Seahawks playing complacent it seems.
I saw a tweet - if games were 45 mionute long they would be 5-0.
just taking the foot off the gas in the 4th (and OT)

and my picks stink this year so far as well. :Smiley-fart:


----------



## rhh7 (Mar 14, 2008)

Brock Osweiler will be the starting QB for Denver before this season is over. Peyton Manning is a Hall of Famer, a genius, a coach on the field. But it is painful to watch him, his body is falling apart on him. He will not last the season, whether due to injury or benching. This may also be Drew Brees' final season in New Orleans. There are several other high-dollar QB's whose contracts are not justified by their production. Honestly, you can no longer give a QB $20-$25 millon per year, and have enough salary cap left to build a winning team around him. Russell Wilson's contract, salary cap problems, and growing dissension are dooming the Seahawks this year.


----------



## GuitarsCanada (Dec 30, 2005)

mario said:


> Andy Dalton and the Bengals look great. As you mentioned if they play well down the stretch New England is the only one in their way. BTW....your former QB Carlson Palmer look's great. He and the Cardinals put a brutal beating on my pathetic Lions. I expected so much more from the Lions this year. They will be lucky to be 3-13 at the end of the season.


I am also shocked by Detroit this year, they have talent on that team. I have Megatron on my fantasy team, he reeks. Had Tate on there as well and dropped him. I expected a lot more from that passing game this year.

I have pointed out several times that if Palmer (This Palmer, the right now Palmer) were on that Bengal team they would be lighting up this league something fierce. Dalton is mediocre on the long ball. improving but Palmer would be lighting it up out there. Eifert is for real as well. This is really his first season and he has huge potential


----------



## JBFairthorne (Oct 11, 2014)

No one is doing particularly well in the pick department. I guess none of us are quitting our jobs to become football analysts...


----------



## mario (Feb 18, 2006)

Did any of you guys see this "fake punt" by the Colts? How could any coaching staff draw up something so stupid and expect it to work?:sSig_DOH:

[video=youtube;zrtzpdH_uPM]https://www.youtube.com/watch?v=zrtzpdH_uPM[/video]


----------



## GuitarsCanada (Dec 30, 2005)

::::

# GIVEN TASK A
Copy the stretch of the listing from the line containing "svg-text:14:32: 14:32: [416, 589, 442, 601]" through the line containing "svg-text:14:36: 14:36: [759, 342, 785, 354]", character for character.

::::

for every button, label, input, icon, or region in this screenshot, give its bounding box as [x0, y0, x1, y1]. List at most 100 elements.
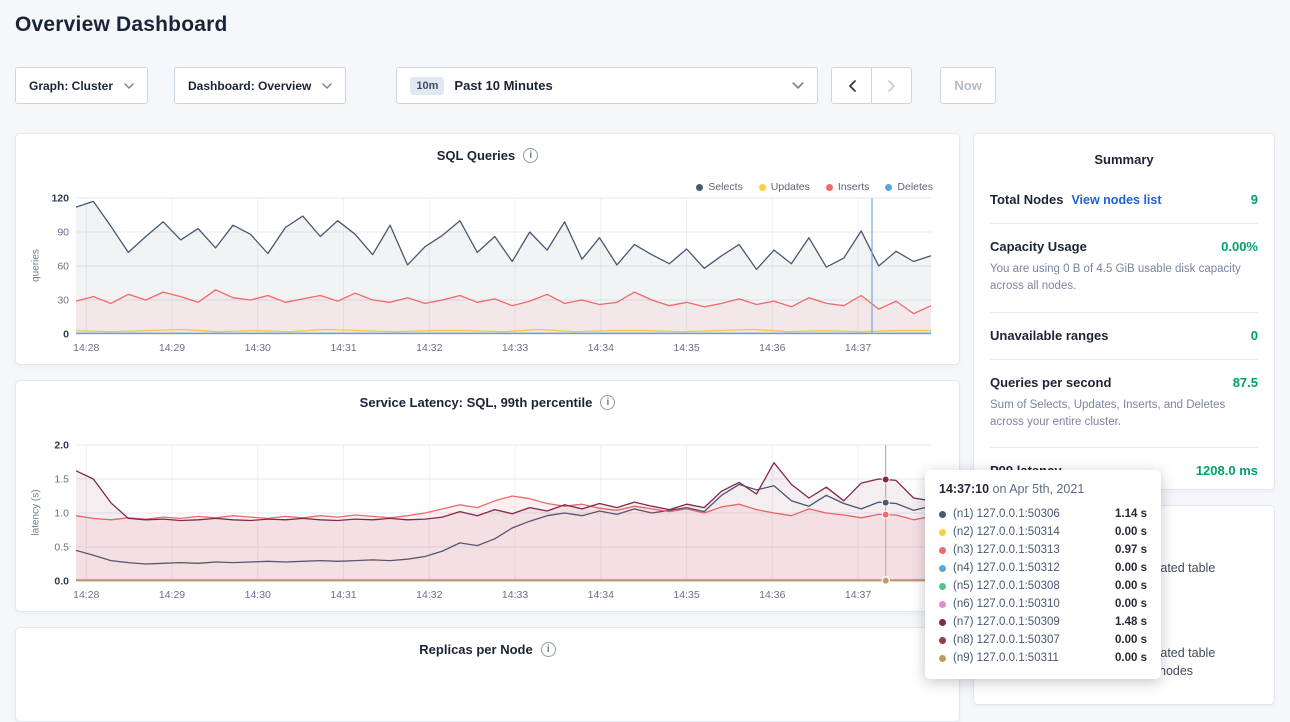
svg-text:14:32: 14:32: [416, 589, 442, 601]
tooltip-row: (n1) 127.0.0.1:50306 1.14 s: [939, 505, 1147, 523]
chart-tooltip: 14:37:10 on Apr 5th, 2021 (n1) 127.0.0.1…: [925, 470, 1161, 679]
sql-queries-chart[interactable]: 14:2814:2914:3014:3114:3214:3314:3414:35…: [34, 192, 939, 356]
tooltip-node: (n4) 127.0.0.1:50312: [953, 562, 1060, 574]
tooltip-header: 14:37:10 on Apr 5th, 2021: [939, 482, 1147, 496]
tooltip-value: 1.14 s: [1115, 508, 1147, 520]
chevron-down-icon: [322, 83, 332, 89]
tooltip-value: 0.00 s: [1115, 652, 1147, 664]
svg-text:60: 60: [57, 261, 69, 273]
node-color-dot: [939, 655, 946, 662]
tooltip-value: 0.00 s: [1115, 526, 1147, 538]
svg-text:14:36: 14:36: [759, 342, 785, 354]
svg-text:0.0: 0.0: [54, 576, 69, 588]
dashboard-dropdown[interactable]: Dashboard: Overview: [174, 67, 346, 104]
svg-text:14:34: 14:34: [588, 342, 614, 354]
svg-text:14:29: 14:29: [159, 342, 185, 354]
svg-text:14:28: 14:28: [73, 589, 99, 601]
tooltip-value: 0.00 s: [1115, 598, 1147, 610]
svg-text:2.0: 2.0: [54, 440, 69, 452]
svg-text:14:32: 14:32: [416, 342, 442, 354]
node-color-dot: [939, 619, 946, 626]
node-color-dot: [939, 601, 946, 608]
tooltip-value: 0.00 s: [1115, 580, 1147, 592]
node-color-dot: [939, 547, 946, 554]
time-prev-button[interactable]: [831, 67, 872, 104]
info-icon[interactable]: i: [541, 642, 556, 657]
svg-text:14:33: 14:33: [502, 589, 528, 601]
summary-label: Unavailable ranges: [990, 328, 1109, 343]
graph-dropdown-label: Graph: Cluster: [29, 79, 113, 93]
tooltip-row: (n4) 127.0.0.1:50312 0.00 s: [939, 559, 1147, 577]
chevron-down-icon: [792, 82, 804, 89]
page-title: Overview Dashboard: [15, 13, 228, 37]
time-next-button: [871, 67, 912, 104]
svg-text:14:34: 14:34: [588, 589, 614, 601]
service-latency-panel: Service Latency: SQL, 99th percentile i …: [15, 380, 960, 612]
svg-text:30: 30: [57, 295, 69, 307]
summary-row-capacity-usage: Capacity Usage 0.00% You are using 0 B o…: [990, 224, 1258, 313]
tooltip-node: (n8) 127.0.0.1:50307: [953, 634, 1060, 646]
tooltip-node: (n5) 127.0.0.1:50308: [953, 580, 1060, 592]
summary-value: 0.00%: [1221, 239, 1258, 254]
summary-row-unavailable-ranges: Unavailable ranges 0: [990, 313, 1258, 360]
sql-queries-title: SQL Queries: [437, 148, 516, 163]
chevron-right-icon: [888, 80, 896, 92]
service-latency-title: Service Latency: SQL, 99th percentile: [360, 395, 593, 410]
tooltip-time: 14:37:10: [939, 482, 989, 496]
tooltip-row: (n9) 127.0.0.1:50311 0.00 s: [939, 649, 1147, 667]
tooltip-node: (n1) 127.0.0.1:50306: [953, 508, 1060, 520]
svg-text:120: 120: [51, 193, 69, 205]
summary-label: Total Nodes: [990, 192, 1063, 207]
chart-title-row: Service Latency: SQL, 99th percentile i: [16, 395, 959, 410]
chart-title-row: Replicas per Node i: [16, 642, 959, 657]
svg-text:14:28: 14:28: [73, 342, 99, 354]
info-icon[interactable]: i: [523, 148, 538, 163]
summary-description: Sum of Selects, Updates, Inserts, and De…: [990, 397, 1258, 432]
node-color-dot: [939, 583, 946, 590]
replicas-per-node-title: Replicas per Node: [419, 642, 532, 657]
svg-text:0.5: 0.5: [54, 542, 69, 554]
svg-text:0: 0: [63, 329, 69, 341]
tooltip-value: 0.97 s: [1115, 544, 1147, 556]
summary-value: 87.5: [1233, 375, 1258, 390]
tooltip-row: (n5) 127.0.0.1:50308 0.00 s: [939, 577, 1147, 595]
legend-dot: [696, 184, 703, 191]
legend-dot: [759, 184, 766, 191]
event-item[interactable]: nodes: [1159, 664, 1193, 678]
chevron-down-icon: [124, 83, 134, 89]
chart-title-row: SQL Queries i: [16, 148, 959, 163]
tooltip-value: 0.00 s: [1115, 634, 1147, 646]
view-nodes-list-link[interactable]: View nodes list: [1071, 193, 1161, 207]
svg-text:14:37: 14:37: [845, 342, 871, 354]
tooltip-row: (n6) 127.0.0.1:50310 0.00 s: [939, 595, 1147, 613]
time-range-dropdown[interactable]: 10m Past 10 Minutes: [396, 67, 818, 104]
svg-text:14:35: 14:35: [673, 342, 699, 354]
svg-text:14:30: 14:30: [245, 342, 271, 354]
node-color-dot: [939, 511, 946, 518]
svg-text:90: 90: [57, 227, 69, 239]
summary-value: 1208.0 ms: [1196, 463, 1258, 478]
replicas-per-node-panel: Replicas per Node i: [15, 627, 960, 722]
tooltip-row: (n7) 127.0.0.1:50309 1.48 s: [939, 613, 1147, 631]
summary-label: Capacity Usage: [990, 239, 1087, 254]
legend-dot: [826, 184, 833, 191]
summary-description: You are using 0 B of 4.5 GiB usable disk…: [990, 261, 1258, 296]
summary-row-total-nodes: Total Nodes View nodes list 9: [990, 177, 1258, 224]
dashboard-dropdown-label: Dashboard: Overview: [188, 79, 311, 93]
svg-text:1.5: 1.5: [54, 474, 69, 486]
svg-text:14:31: 14:31: [330, 342, 356, 354]
svg-text:14:30: 14:30: [245, 589, 271, 601]
svg-text:14:29: 14:29: [159, 589, 185, 601]
svg-text:1.0: 1.0: [54, 508, 69, 520]
node-color-dot: [939, 529, 946, 536]
tooltip-node: (n3) 127.0.0.1:50313: [953, 544, 1060, 556]
tooltip-date: on Apr 5th, 2021: [993, 482, 1085, 496]
node-color-dot: [939, 565, 946, 572]
tooltip-node: (n2) 127.0.0.1:50314: [953, 526, 1060, 538]
graph-dropdown[interactable]: Graph: Cluster: [15, 67, 148, 104]
service-latency-chart[interactable]: 14:2814:2914:3014:3114:3214:3314:3414:35…: [34, 439, 939, 603]
summary-panel: Summary Total Nodes View nodes list 9 Ca…: [973, 133, 1275, 490]
svg-text:14:36: 14:36: [759, 589, 785, 601]
info-icon[interactable]: i: [600, 395, 615, 410]
tooltip-row: (n2) 127.0.0.1:50314 0.00 s: [939, 523, 1147, 541]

::::

# GIVEN TASK B
Repeat word for word the stretch of the football forum thread from "Seahawks playing complacent" through "(Mar 14, 2008)".

# CORRECT RESPONSE A
svg-text:14:32: 14:32: [416, 589, 442, 601]
tooltip-row: (n1) 127.0.0.1:50306 1.14 s: [939, 505, 1147, 523]
chart-tooltip: 14:37:10 on Apr 5th, 2021 (n1) 127.0.0.1…: [925, 470, 1161, 679]
sql-queries-chart[interactable]: 14:2814:2914:3014:3114:3214:3314:3414:35…: [34, 192, 939, 356]
tooltip-node: (n4) 127.0.0.1:50312: [953, 562, 1060, 574]
tooltip-header: 14:37:10 on Apr 5th, 2021: [939, 482, 1147, 496]
tooltip-value: 1.14 s: [1115, 508, 1147, 520]
chevron-down-icon: [322, 83, 332, 89]
tooltip-value: 0.00 s: [1115, 652, 1147, 664]
svg-text:60: 60: [57, 261, 69, 273]
node-color-dot: [939, 655, 946, 662]
tooltip-value: 0.00 s: [1115, 526, 1147, 538]
svg-text:14:36: 14:36: [759, 342, 785, 354]

# CORRECT RESPONSE B
Seahawks playing complacent it seems.
I saw a tweet - if games were 45 mionute long they would be 5-0.
just taking the foot off the gas in the 4th (and OT)

and my picks stink this year so far as well. :Smiley-fart:


----------



## rhh7 (Mar 14, 2008)